=== Problem statement ===
Write the entries out again exactly as they stand, but without the pictures.

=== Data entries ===
%%

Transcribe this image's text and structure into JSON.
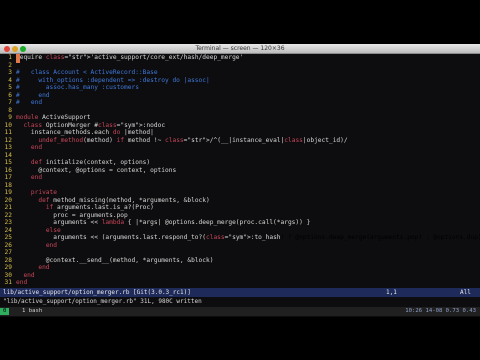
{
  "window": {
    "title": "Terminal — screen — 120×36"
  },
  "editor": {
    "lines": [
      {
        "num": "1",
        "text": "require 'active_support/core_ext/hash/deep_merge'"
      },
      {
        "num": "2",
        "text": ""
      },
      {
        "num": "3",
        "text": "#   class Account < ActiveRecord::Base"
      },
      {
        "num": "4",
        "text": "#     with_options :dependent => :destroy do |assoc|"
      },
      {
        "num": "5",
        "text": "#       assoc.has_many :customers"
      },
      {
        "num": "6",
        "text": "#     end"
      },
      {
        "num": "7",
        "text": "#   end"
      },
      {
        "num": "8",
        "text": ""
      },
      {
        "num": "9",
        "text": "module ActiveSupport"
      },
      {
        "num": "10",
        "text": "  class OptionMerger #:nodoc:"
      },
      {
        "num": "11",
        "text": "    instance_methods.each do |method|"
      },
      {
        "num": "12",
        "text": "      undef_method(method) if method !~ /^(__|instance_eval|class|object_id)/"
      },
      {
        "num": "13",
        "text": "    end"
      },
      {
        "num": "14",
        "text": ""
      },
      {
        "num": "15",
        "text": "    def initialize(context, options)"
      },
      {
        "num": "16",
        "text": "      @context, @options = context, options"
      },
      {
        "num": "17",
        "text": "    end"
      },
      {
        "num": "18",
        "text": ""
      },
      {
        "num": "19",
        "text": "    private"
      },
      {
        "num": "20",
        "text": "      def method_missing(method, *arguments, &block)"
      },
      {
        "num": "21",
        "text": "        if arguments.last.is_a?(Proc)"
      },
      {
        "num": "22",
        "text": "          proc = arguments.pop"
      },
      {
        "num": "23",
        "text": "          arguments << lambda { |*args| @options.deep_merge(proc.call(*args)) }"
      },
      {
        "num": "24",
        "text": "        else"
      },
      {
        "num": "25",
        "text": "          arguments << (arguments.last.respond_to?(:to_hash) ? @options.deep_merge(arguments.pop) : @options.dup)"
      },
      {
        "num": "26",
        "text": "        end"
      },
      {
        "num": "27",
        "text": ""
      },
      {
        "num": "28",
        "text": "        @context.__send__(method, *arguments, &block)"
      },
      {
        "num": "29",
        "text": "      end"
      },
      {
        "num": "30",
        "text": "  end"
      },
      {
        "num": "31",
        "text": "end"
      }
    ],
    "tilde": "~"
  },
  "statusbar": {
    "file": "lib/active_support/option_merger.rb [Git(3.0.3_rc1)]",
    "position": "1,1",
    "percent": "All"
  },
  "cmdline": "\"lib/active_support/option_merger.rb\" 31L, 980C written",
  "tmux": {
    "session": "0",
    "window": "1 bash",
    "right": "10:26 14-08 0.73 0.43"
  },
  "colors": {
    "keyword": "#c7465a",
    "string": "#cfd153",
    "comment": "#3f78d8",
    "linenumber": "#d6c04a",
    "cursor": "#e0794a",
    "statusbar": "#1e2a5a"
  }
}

%%

=== Complete response ===
Transcribe this image's text and structure into JSON.
{
  "window": {
    "title": "Terminal — screen — 120×36"
  },
  "editor": {
    "lines": [
      {
        "num": "1",
        "text": "require 'active_support/core_ext/hash/deep_merge'"
      },
      {
        "num": "2",
        "text": ""
      },
      {
        "num": "3",
        "text": "#   class Account < ActiveRecord::Base"
      },
      {
        "num": "4",
        "text": "#     with_options :dependent => :destroy do |assoc|"
      },
      {
        "num": "5",
        "text": "#       assoc.has_many :customers"
      },
      {
        "num": "6",
        "text": "#     end"
      },
      {
        "num": "7",
        "text": "#   end"
      },
      {
        "num": "8",
        "text": ""
      },
      {
        "num": "9",
        "text": "module ActiveSupport"
      },
      {
        "num": "10",
        "text": "  class OptionMerger #:nodoc:"
      },
      {
        "num": "11",
        "text": "    instance_methods.each do |method|"
      },
      {
        "num": "12",
        "text": "      undef_method(method) if method !~ /^(__|instance_eval|class|object_id)/"
      },
      {
        "num": "13",
        "text": "    end"
      },
      {
        "num": "14",
        "text": ""
      },
      {
        "num": "15",
        "text": "    def initialize(context, options)"
      },
      {
        "num": "16",
        "text": "      @context, @options = context, options"
      },
      {
        "num": "17",
        "text": "    end"
      },
      {
        "num": "18",
        "text": ""
      },
      {
        "num": "19",
        "text": "    private"
      },
      {
        "num": "20",
        "text": "      def method_missing(method, *arguments, &block)"
      },
      {
        "num": "21",
        "text": "        if arguments.last.is_a?(Proc)"
      },
      {
        "num": "22",
        "text": "          proc = arguments.pop"
      },
      {
        "num": "23",
        "text": "          arguments << lambda { |*args| @options.deep_merge(proc.call(*args)) }"
      },
      {
        "num": "24",
        "text": "        else"
      },
      {
        "num": "25",
        "text": "          arguments << (arguments.last.respond_to?(:to_hash) ? @options.deep_merge(arguments.pop) : @options.dup)"
      },
      {
        "num": "26",
        "text": "        end"
      },
      {
        "num": "27",
        "text": ""
      },
      {
        "num": "28",
        "text": "        @context.__send__(method, *arguments, &block)"
      },
      {
        "num": "29",
        "text": "      end"
      },
      {
        "num": "30",
        "text": "  end"
      },
      {
        "num": "31",
        "text": "end"
      }
    ],
    "tilde": "~"
  },
  "statusbar": {
    "file": "lib/active_support/option_merger.rb [Git(3.0.3_rc1)]",
    "position": "1,1",
    "percent": "All"
  },
  "cmdline": "\"lib/active_support/option_merger.rb\" 31L, 980C written",
  "tmux": {
    "session": "0",
    "window": "1 bash",
    "right": "10:26 14-08 0.73 0.43"
  },
  "colors": {
    "keyword": "#c7465a",
    "string": "#cfd153",
    "comment": "#3f78d8",
    "linenumber": "#d6c04a",
    "cursor": "#e0794a",
    "statusbar": "#1e2a5a"
  }
}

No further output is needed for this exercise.